====== SUPPLIED DATA ======
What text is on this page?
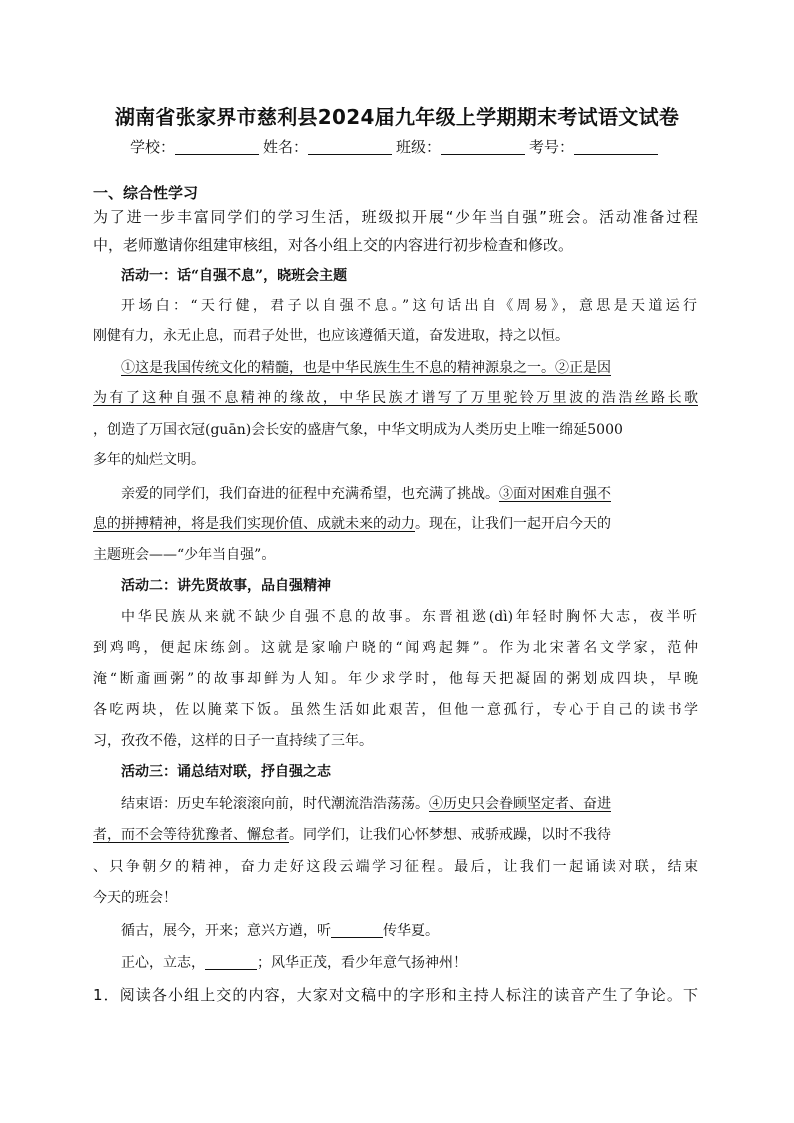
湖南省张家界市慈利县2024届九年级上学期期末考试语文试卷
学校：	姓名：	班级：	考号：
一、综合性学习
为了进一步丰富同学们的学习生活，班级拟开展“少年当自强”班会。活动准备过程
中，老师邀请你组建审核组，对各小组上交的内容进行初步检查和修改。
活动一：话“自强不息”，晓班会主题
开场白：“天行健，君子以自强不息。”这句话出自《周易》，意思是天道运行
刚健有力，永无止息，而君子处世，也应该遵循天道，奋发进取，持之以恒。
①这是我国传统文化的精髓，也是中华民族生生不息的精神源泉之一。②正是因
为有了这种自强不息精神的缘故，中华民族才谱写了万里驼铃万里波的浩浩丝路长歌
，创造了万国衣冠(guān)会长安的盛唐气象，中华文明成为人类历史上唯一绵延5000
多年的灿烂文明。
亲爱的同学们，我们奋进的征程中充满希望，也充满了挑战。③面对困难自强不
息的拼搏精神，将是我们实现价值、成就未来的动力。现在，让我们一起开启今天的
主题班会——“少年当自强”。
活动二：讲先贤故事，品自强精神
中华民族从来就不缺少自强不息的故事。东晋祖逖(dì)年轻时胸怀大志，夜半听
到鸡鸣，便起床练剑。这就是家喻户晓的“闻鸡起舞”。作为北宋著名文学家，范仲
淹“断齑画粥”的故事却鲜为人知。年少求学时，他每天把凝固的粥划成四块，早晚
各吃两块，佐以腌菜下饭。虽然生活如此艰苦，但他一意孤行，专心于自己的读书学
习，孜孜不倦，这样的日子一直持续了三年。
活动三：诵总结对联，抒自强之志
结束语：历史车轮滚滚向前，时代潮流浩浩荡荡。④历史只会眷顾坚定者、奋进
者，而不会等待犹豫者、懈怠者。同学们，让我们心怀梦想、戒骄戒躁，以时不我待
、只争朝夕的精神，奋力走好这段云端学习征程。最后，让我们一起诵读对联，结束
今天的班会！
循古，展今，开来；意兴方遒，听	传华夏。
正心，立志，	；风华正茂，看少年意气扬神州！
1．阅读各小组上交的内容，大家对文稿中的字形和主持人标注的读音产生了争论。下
======
====== SUPPLIED DATA ======
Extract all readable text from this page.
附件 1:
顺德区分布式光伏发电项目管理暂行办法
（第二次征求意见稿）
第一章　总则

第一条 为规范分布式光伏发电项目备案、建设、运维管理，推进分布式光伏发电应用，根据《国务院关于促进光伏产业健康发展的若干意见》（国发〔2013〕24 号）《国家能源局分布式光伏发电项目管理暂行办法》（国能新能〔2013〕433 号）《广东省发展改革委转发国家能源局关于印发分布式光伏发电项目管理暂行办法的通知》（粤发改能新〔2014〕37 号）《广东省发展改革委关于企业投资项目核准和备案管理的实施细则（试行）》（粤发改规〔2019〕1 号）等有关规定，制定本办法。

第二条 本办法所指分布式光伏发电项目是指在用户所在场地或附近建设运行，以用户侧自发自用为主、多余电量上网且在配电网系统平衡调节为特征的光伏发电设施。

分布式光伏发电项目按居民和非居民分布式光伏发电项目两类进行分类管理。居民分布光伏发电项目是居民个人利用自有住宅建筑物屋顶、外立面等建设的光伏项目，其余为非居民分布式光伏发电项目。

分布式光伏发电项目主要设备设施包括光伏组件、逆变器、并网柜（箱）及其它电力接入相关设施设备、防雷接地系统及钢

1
======
WHAT THE EXERCISE ASKS
Write the number of lines containing the word "text" and nothing besides it.

RESULT OF THIS EXERCISE
2